_CHALLENGE_:
Skip any picture you find and retype all the remaining lines exactly.

+++ DATASET RECORDS +++

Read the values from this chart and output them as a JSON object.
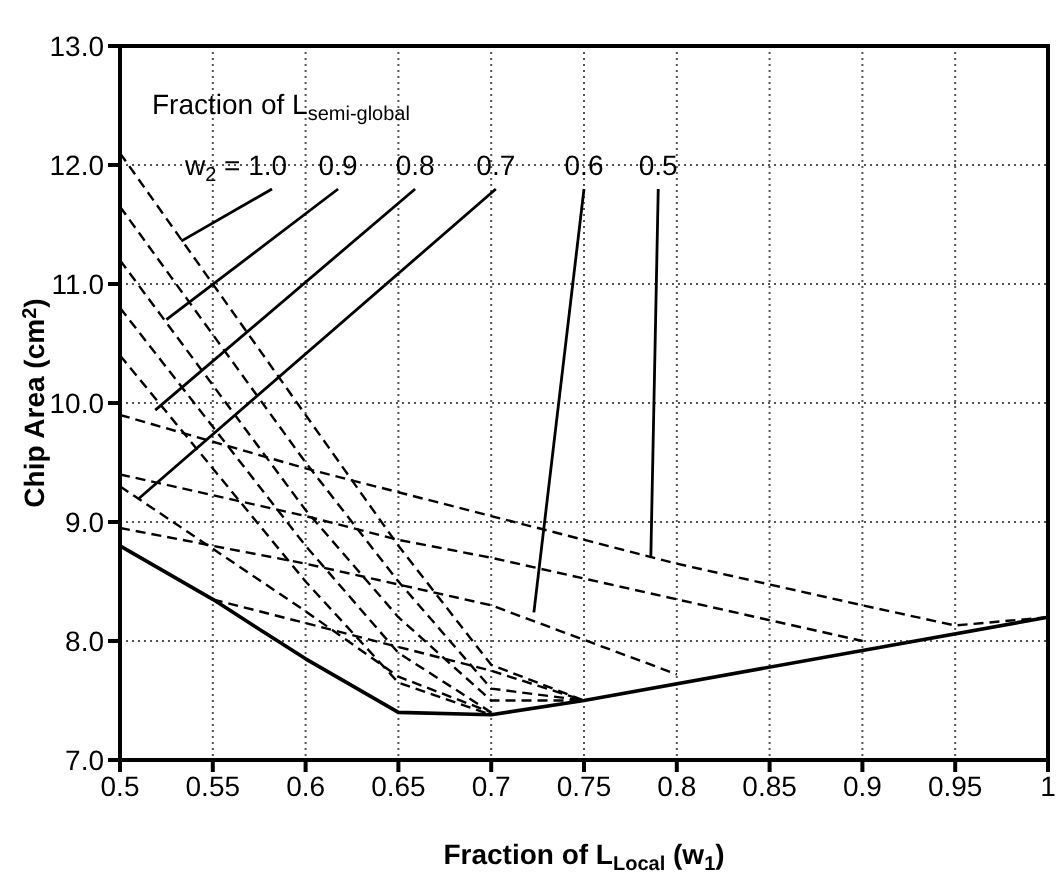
{
  "chart_data": {
    "type": "line",
    "xlabel": "Fraction of L$_{Local}$ (w$_{1}$)",
    "ylabel": "Chip Area (cm$^{2}$)",
    "xlim": [
      0.5,
      1
    ],
    "xticks": [
      0.5,
      0.55,
      0.6,
      0.65,
      0.7,
      0.75,
      0.8,
      0.85,
      0.9,
      0.95,
      1
    ],
    "ylim": [
      7,
      13
    ],
    "yticks": [
      {
        "value": 7,
        "label": "7.0"
      },
      {
        "value": 8,
        "label": "8.0"
      },
      {
        "value": 9,
        "label": "9.0"
      },
      {
        "value": 10,
        "label": "10.0"
      },
      {
        "value": 11,
        "label": "11.0"
      },
      {
        "value": 12,
        "label": "12.0"
      },
      {
        "value": 13,
        "label": "13.0"
      }
    ],
    "grid": true,
    "annotations": [
      "Fraction of L$_{semi-global}$",
      {
        "text": "w$_{2}$ = 1.0",
        "x": 0.533,
        "y": 11.36
      },
      {
        "text": "0.9",
        "x": 0.525,
        "y": 10.7
      },
      {
        "text": "0.8",
        "x": 0.519,
        "y": 9.94
      },
      {
        "text": "0.7",
        "x": 0.51,
        "y": 9.195
      },
      {
        "text": "0.6",
        "x": 0.723,
        "y": 8.24
      },
      {
        "text": "0.5",
        "x": 0.786,
        "y": 8.7
      }
    ],
    "series": [
      {
        "color": "#000000",
        "line_style": "solid",
        "x": [
          0.5,
          0.55,
          0.6,
          0.65,
          0.7,
          0.75,
          1.0
        ],
        "values": [
          8.8,
          8.35,
          7.85,
          7.4,
          7.38,
          7.5,
          8.2
        ]
      },
      {
        "color": "#000000",
        "line_style": "dashed",
        "x": [
          0.5,
          0.6,
          0.65,
          0.7,
          0.75
        ],
        "values": [
          12.1,
          9.9,
          8.8,
          7.8,
          7.5
        ]
      },
      {
        "color": "#000000",
        "line_style": "dashed",
        "x": [
          0.5,
          0.6,
          0.65,
          0.7,
          0.75
        ],
        "values": [
          11.65,
          9.5,
          8.5,
          7.6,
          7.5
        ]
      },
      {
        "color": "#000000",
        "line_style": "dashed",
        "x": [
          0.5,
          0.6,
          0.65,
          0.7,
          0.75
        ],
        "values": [
          11.2,
          9.1,
          8.2,
          7.5,
          7.5
        ]
      },
      {
        "color": "#000000",
        "line_style": "dashed",
        "x": [
          0.5,
          0.6,
          0.65,
          0.7
        ],
        "values": [
          10.8,
          8.8,
          7.9,
          7.4
        ]
      },
      {
        "color": "#000000",
        "line_style": "dashed",
        "x": [
          0.5,
          0.6,
          0.65,
          0.7
        ],
        "values": [
          10.4,
          8.5,
          7.65,
          7.38
        ]
      },
      {
        "color": "#000000",
        "line_style": "dashed",
        "x": [
          0.5,
          0.6,
          0.65,
          0.7
        ],
        "values": [
          9.3,
          8.25,
          7.7,
          7.4
        ]
      },
      {
        "color": "#000000",
        "line_style": "dashed",
        "x": [
          0.55,
          0.65,
          0.7,
          0.75
        ],
        "values": [
          8.35,
          7.95,
          7.75,
          7.5
        ]
      },
      {
        "color": "#000000",
        "line_style": "dashed",
        "x": [
          0.5,
          0.6,
          0.65,
          0.7,
          0.8,
          0.9,
          0.95,
          1.0
        ],
        "values": [
          9.9,
          9.45,
          9.25,
          9.05,
          8.65,
          8.3,
          8.13,
          8.2
        ]
      },
      {
        "color": "#000000",
        "line_style": "dashed",
        "x": [
          0.5,
          0.6,
          0.65,
          0.7,
          0.8,
          0.9
        ],
        "values": [
          9.4,
          9.05,
          8.85,
          8.7,
          8.35,
          8.0
        ]
      },
      {
        "color": "#000000",
        "line_style": "dashed",
        "x": [
          0.5,
          0.6,
          0.7,
          0.8
        ],
        "values": [
          8.95,
          8.65,
          8.3,
          7.72
        ]
      }
    ]
  }
}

+++

_EXERCISE SOLUTION_:
Read the values from this chart and output them as a JSON object.
{
  "chart_data": {
    "type": "line",
    "xlabel": "Fraction of L$_{Local}$ (w$_{1}$)",
    "ylabel": "Chip Area (cm$^{2}$)",
    "xlim": [
      0.5,
      1
    ],
    "xticks": [
      0.5,
      0.55,
      0.6,
      0.65,
      0.7,
      0.75,
      0.8,
      0.85,
      0.9,
      0.95,
      1
    ],
    "ylim": [
      7,
      13
    ],
    "yticks": [
      {
        "value": 7,
        "label": "7.0"
      },
      {
        "value": 8,
        "label": "8.0"
      },
      {
        "value": 9,
        "label": "9.0"
      },
      {
        "value": 10,
        "label": "10.0"
      },
      {
        "value": 11,
        "label": "11.0"
      },
      {
        "value": 12,
        "label": "12.0"
      },
      {
        "value": 13,
        "label": "13.0"
      }
    ],
    "grid": true,
    "annotations": [
      "Fraction of L$_{semi-global}$",
      {
        "text": "w$_{2}$ = 1.0",
        "x": 0.533,
        "y": 11.36
      },
      {
        "text": "0.9",
        "x": 0.525,
        "y": 10.7
      },
      {
        "text": "0.8",
        "x": 0.519,
        "y": 9.94
      },
      {
        "text": "0.7",
        "x": 0.51,
        "y": 9.195
      },
      {
        "text": "0.6",
        "x": 0.723,
        "y": 8.24
      },
      {
        "text": "0.5",
        "x": 0.786,
        "y": 8.7
      }
    ],
    "series": [
      {
        "color": "#000000",
        "line_style": "solid",
        "x": [
          0.5,
          0.55,
          0.6,
          0.65,
          0.7,
          0.75,
          1.0
        ],
        "values": [
          8.8,
          8.35,
          7.85,
          7.4,
          7.38,
          7.5,
          8.2
        ]
      },
      {
        "color": "#000000",
        "line_style": "dashed",
        "x": [
          0.5,
          0.6,
          0.65,
          0.7,
          0.75
        ],
        "values": [
          12.1,
          9.9,
          8.8,
          7.8,
          7.5
        ]
      },
      {
        "color": "#000000",
        "line_style": "dashed",
        "x": [
          0.5,
          0.6,
          0.65,
          0.7,
          0.75
        ],
        "values": [
          11.65,
          9.5,
          8.5,
          7.6,
          7.5
        ]
      },
      {
        "color": "#000000",
        "line_style": "dashed",
        "x": [
          0.5,
          0.6,
          0.65,
          0.7,
          0.75
        ],
        "values": [
          11.2,
          9.1,
          8.2,
          7.5,
          7.5
        ]
      },
      {
        "color": "#000000",
        "line_style": "dashed",
        "x": [
          0.5,
          0.6,
          0.65,
          0.7
        ],
        "values": [
          10.8,
          8.8,
          7.9,
          7.4
        ]
      },
      {
        "color": "#000000",
        "line_style": "dashed",
        "x": [
          0.5,
          0.6,
          0.65,
          0.7
        ],
        "values": [
          10.4,
          8.5,
          7.65,
          7.38
        ]
      },
      {
        "color": "#000000",
        "line_style": "dashed",
        "x": [
          0.5,
          0.6,
          0.65,
          0.7
        ],
        "values": [
          9.3,
          8.25,
          7.7,
          7.4
        ]
      },
      {
        "color": "#000000",
        "line_style": "dashed",
        "x": [
          0.55,
          0.65,
          0.7,
          0.75
        ],
        "values": [
          8.35,
          7.95,
          7.75,
          7.5
        ]
      },
      {
        "color": "#000000",
        "line_style": "dashed",
        "x": [
          0.5,
          0.6,
          0.65,
          0.7,
          0.8,
          0.9,
          0.95,
          1.0
        ],
        "values": [
          9.9,
          9.45,
          9.25,
          9.05,
          8.65,
          8.3,
          8.13,
          8.2
        ]
      },
      {
        "color": "#000000",
        "line_style": "dashed",
        "x": [
          0.5,
          0.6,
          0.65,
          0.7,
          0.8,
          0.9
        ],
        "values": [
          9.4,
          9.05,
          8.85,
          8.7,
          8.35,
          8.0
        ]
      },
      {
        "color": "#000000",
        "line_style": "dashed",
        "x": [
          0.5,
          0.6,
          0.7,
          0.8
        ],
        "values": [
          8.95,
          8.65,
          8.3,
          7.72
        ]
      }
    ]
  }
}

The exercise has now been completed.